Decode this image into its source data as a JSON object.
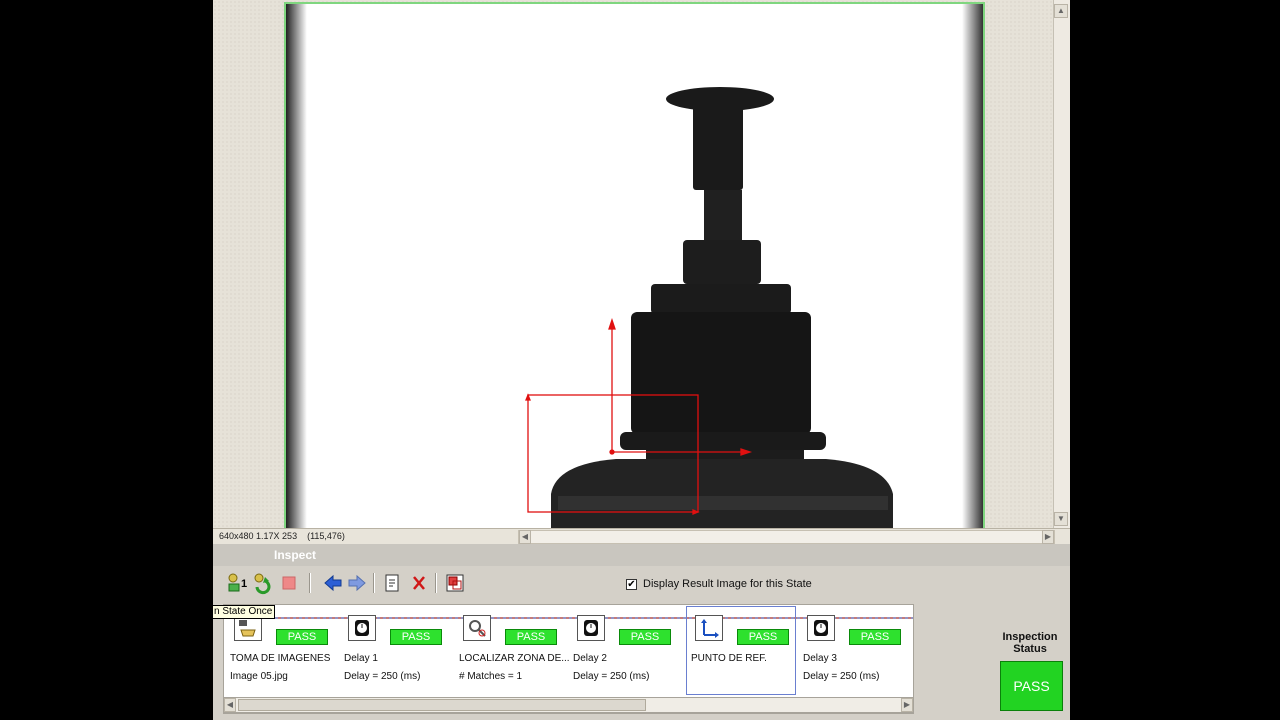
{
  "viewer": {
    "status_text": "640x480 1.17X 253    (115,476)"
  },
  "panel": {
    "title": "Inspect"
  },
  "toolbar": {
    "run_once_badge": "1",
    "tooltip": "n State Once",
    "display_result_checked": true,
    "display_result_label": "Display Result Image for this State"
  },
  "steps": [
    {
      "name": "TOMA DE IMAGENES",
      "detail": "Image 05.jpg",
      "status": "PASS",
      "icon": "acquire-image-icon"
    },
    {
      "name": "Delay 1",
      "detail": "Delay = 250 (ms)",
      "status": "PASS",
      "icon": "delay-timer-icon"
    },
    {
      "name": "LOCALIZAR ZONA DE...",
      "detail": "# Matches = 1",
      "status": "PASS",
      "icon": "pattern-match-icon"
    },
    {
      "name": "Delay 2",
      "detail": "Delay = 250 (ms)",
      "status": "PASS",
      "icon": "delay-timer-icon"
    },
    {
      "name": "PUNTO DE REF.",
      "detail": "",
      "status": "PASS",
      "icon": "coordinate-system-icon"
    },
    {
      "name": "Delay 3",
      "detail": "Delay = 250 (ms)",
      "status": "PASS",
      "icon": "delay-timer-icon"
    }
  ],
  "inspection": {
    "label_line1": "Inspection",
    "label_line2": "Status",
    "result": "PASS"
  },
  "colors": {
    "pass_green": "#2ee12e",
    "overlay_red": "#e01010",
    "frame_green": "#7fd67f"
  }
}
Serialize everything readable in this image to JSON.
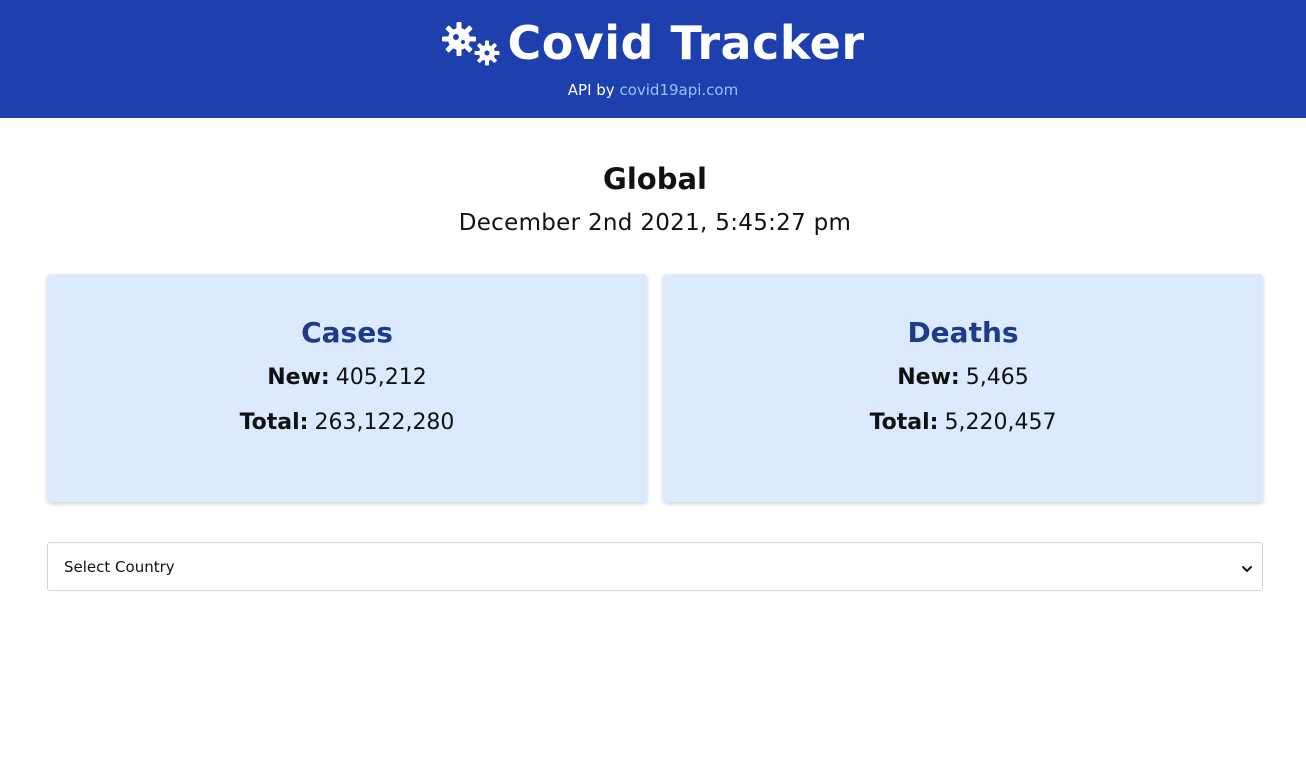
{
  "header": {
    "title": "Covid Tracker",
    "api_prefix": "API by",
    "api_link": "covid19api.com"
  },
  "summary": {
    "region": "Global",
    "date": "December 2nd 2021, 5:45:27 pm"
  },
  "cards": [
    {
      "title": "Cases",
      "new_label": "New:",
      "new_value": "405,212",
      "total_label": "Total:",
      "total_value": "263,122,280"
    },
    {
      "title": "Deaths",
      "new_label": "New:",
      "new_value": "5,465",
      "total_label": "Total:",
      "total_value": "5,220,457"
    }
  ],
  "country_select": {
    "selected": "Select Country"
  },
  "icons": {
    "logo": "virus-icon",
    "select_arrow": "chevron-down-icon"
  },
  "colors": {
    "header_bg": "#1e40af",
    "link": "#93c5fd",
    "card_bg": "#dbeafe",
    "card_title": "#1e3a8a"
  }
}
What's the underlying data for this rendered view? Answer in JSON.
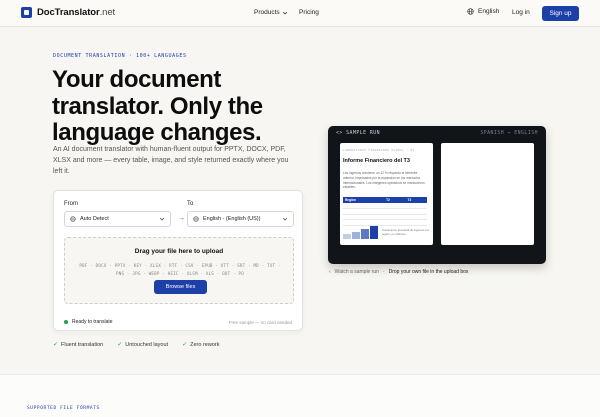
{
  "header": {
    "logo_name": "DocTranslator",
    "logo_tld": ".net",
    "nav_products": "Products",
    "nav_pricing": "Pricing",
    "language": "English",
    "login": "Log in",
    "signup": "Sign up"
  },
  "hero": {
    "eyebrow": "DOCUMENT TRANSLATION · 100+ LANGUAGES",
    "title": "Your document translator. Only the language changes.",
    "subtitle": "An AI document translator with human-fluent output for PPTX, DOCX, PDF, XLSX and more — every table, image, and style returned exactly where you left it."
  },
  "translator": {
    "from_label": "From",
    "to_label": "To",
    "from_value": "Auto Detect",
    "to_value": "English - (English (US))",
    "drop_title": "Drag your file here to upload",
    "formats_line1": "PDF · DOCX · PPTX · KEY · XLSX · RTF · CSV · EPUB · VTT · SRT · MD · TXT ·",
    "formats_line2": "PNG · JPG · WEBP · HEIC · XLSM · XLS · ODT · PO",
    "browse": "Browse files",
    "status": "Ready to translate",
    "status_note": "Free sample — no card needed"
  },
  "features": [
    "Fluent translation",
    "Untouched layout",
    "Zero rework"
  ],
  "sample": {
    "header": "SAMPLE RUN",
    "langs": "SPANISH → ENGLISH",
    "doc_kicker": "LABORATORIO FINANCIERO GLOBAL · Q3",
    "doc_title": "Informe Financiero del T3",
    "doc_body": "Los ingresos crecieron un 12 % respecto al trimestre anterior, impulsados por la expansión en los mercados internacionales. Los márgenes operativos se mantuvieron estables.",
    "table_headers": [
      "Región",
      "T2",
      "T3"
    ],
    "table_rows": [
      [
        "",
        "",
        ""
      ],
      [
        "",
        "",
        ""
      ],
      [
        "",
        "",
        ""
      ],
      [
        "",
        "",
        ""
      ]
    ],
    "legend": "Crecimiento trimestral de ingresos por región, en millones.",
    "caption_prefix": "Watch a sample run",
    "caption_strong": "Drop your own file in the upload box"
  },
  "footer": {
    "supported": "SUPPORTED FILE FORMATS"
  },
  "colors": {
    "accent": "#1d3fa8",
    "success": "#1f9d55",
    "dark_panel": "#111418"
  }
}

◇ ◇ ◇

What needs to be done –
Copy out the records exactly; the pictures stay behind.

Answer space –
Decode this image into its source data as a JSON object.
{
  "viewer": {
    "status_text": "640x480 1.17X 253    (115,476)"
  },
  "panel": {
    "title": "Inspect"
  },
  "toolbar": {
    "run_once_badge": "1",
    "tooltip": "n State Once",
    "display_result_checked": true,
    "display_result_label": "Display Result Image for this State"
  },
  "steps": [
    {
      "name": "TOMA DE IMAGENES",
      "detail": "Image 05.jpg",
      "status": "PASS",
      "icon": "acquire-image-icon"
    },
    {
      "name": "Delay 1",
      "detail": "Delay = 250 (ms)",
      "status": "PASS",
      "icon": "delay-timer-icon"
    },
    {
      "name": "LOCALIZAR ZONA DE...",
      "detail": "# Matches = 1",
      "status": "PASS",
      "icon": "pattern-match-icon"
    },
    {
      "name": "Delay 2",
      "detail": "Delay = 250 (ms)",
      "status": "PASS",
      "icon": "delay-timer-icon"
    },
    {
      "name": "PUNTO DE REF.",
      "detail": "",
      "status": "PASS",
      "icon": "coordinate-system-icon"
    },
    {
      "name": "Delay 3",
      "detail": "Delay = 250 (ms)",
      "status": "PASS",
      "icon": "delay-timer-icon"
    }
  ],
  "inspection": {
    "label_line1": "Inspection",
    "label_line2": "Status",
    "result": "PASS"
  },
  "colors": {
    "pass_green": "#2ee12e",
    "overlay_red": "#e01010",
    "frame_green": "#7fd67f"
  }
}
Serialize everything readable in this image to JSON.
{
  "header": {
    "title": "Covid Tracker",
    "api_prefix": "API by",
    "api_link": "covid19api.com"
  },
  "summary": {
    "region": "Global",
    "date": "December 2nd 2021, 5:45:27 pm"
  },
  "cards": [
    {
      "title": "Cases",
      "new_label": "New:",
      "new_value": "405,212",
      "total_label": "Total:",
      "total_value": "263,122,280"
    },
    {
      "title": "Deaths",
      "new_label": "New:",
      "new_value": "5,465",
      "total_label": "Total:",
      "total_value": "5,220,457"
    }
  ],
  "country_select": {
    "selected": "Select Country"
  },
  "icons": {
    "logo": "virus-icon",
    "select_arrow": "chevron-down-icon"
  },
  "colors": {
    "header_bg": "#1e40af",
    "link": "#93c5fd",
    "card_bg": "#dbeafe",
    "card_title": "#1e3a8a"
  }
}
What's the underlying data for this rendered view? Answer in JSON.
{
  "header": {
    "logo_name": "DocTranslator",
    "logo_tld": ".net",
    "nav_products": "Products",
    "nav_pricing": "Pricing",
    "language": "English",
    "login": "Log in",
    "signup": "Sign up"
  },
  "hero": {
    "eyebrow": "DOCUMENT TRANSLATION · 100+ LANGUAGES",
    "title": "Your document translator. Only the language changes.",
    "subtitle": "An AI document translator with human-fluent output for PPTX, DOCX, PDF, XLSX and more — every table, image, and style returned exactly where you left it."
  },
  "translator": {
    "from_label": "From",
    "to_label": "To",
    "from_value": "Auto Detect",
    "to_value": "English - (English (US))",
    "drop_title": "Drag your file here to upload",
    "formats_line1": "PDF · DOCX · PPTX · KEY · XLSX · RTF · CSV · EPUB · VTT · SRT · MD · TXT ·",
    "formats_line2": "PNG · JPG · WEBP · HEIC · XLSM · XLS · ODT · PO",
    "browse": "Browse files",
    "status": "Ready to translate",
    "status_note": "Free sample — no card needed"
  },
  "features": [
    "Fluent translation",
    "Untouched layout",
    "Zero rework"
  ],
  "sample": {
    "header": "SAMPLE RUN",
    "langs": "SPANISH → ENGLISH",
    "doc_kicker": "LABORATORIO FINANCIERO GLOBAL · Q3",
    "doc_title": "Informe Financiero del T3",
    "doc_body": "Los ingresos crecieron un 12 % respecto al trimestre anterior, impulsados por la expansión en los mercados internacionales. Los márgenes operativos se mantuvieron estables.",
    "table_headers": [
      "Región",
      "T2",
      "T3"
    ],
    "table_rows": [
      [
        "",
        "",
        ""
      ],
      [
        "",
        "",
        ""
      ],
      [
        "",
        "",
        ""
      ],
      [
        "",
        "",
        ""
      ]
    ],
    "legend": "Crecimiento trimestral de ingresos por región, en millones.",
    "caption_prefix": "Watch a sample run",
    "caption_strong": "Drop your own file in the upload box"
  },
  "footer": {
    "supported": "SUPPORTED FILE FORMATS"
  },
  "colors": {
    "accent": "#1d3fa8",
    "success": "#1f9d55",
    "dark_panel": "#111418"
  }
}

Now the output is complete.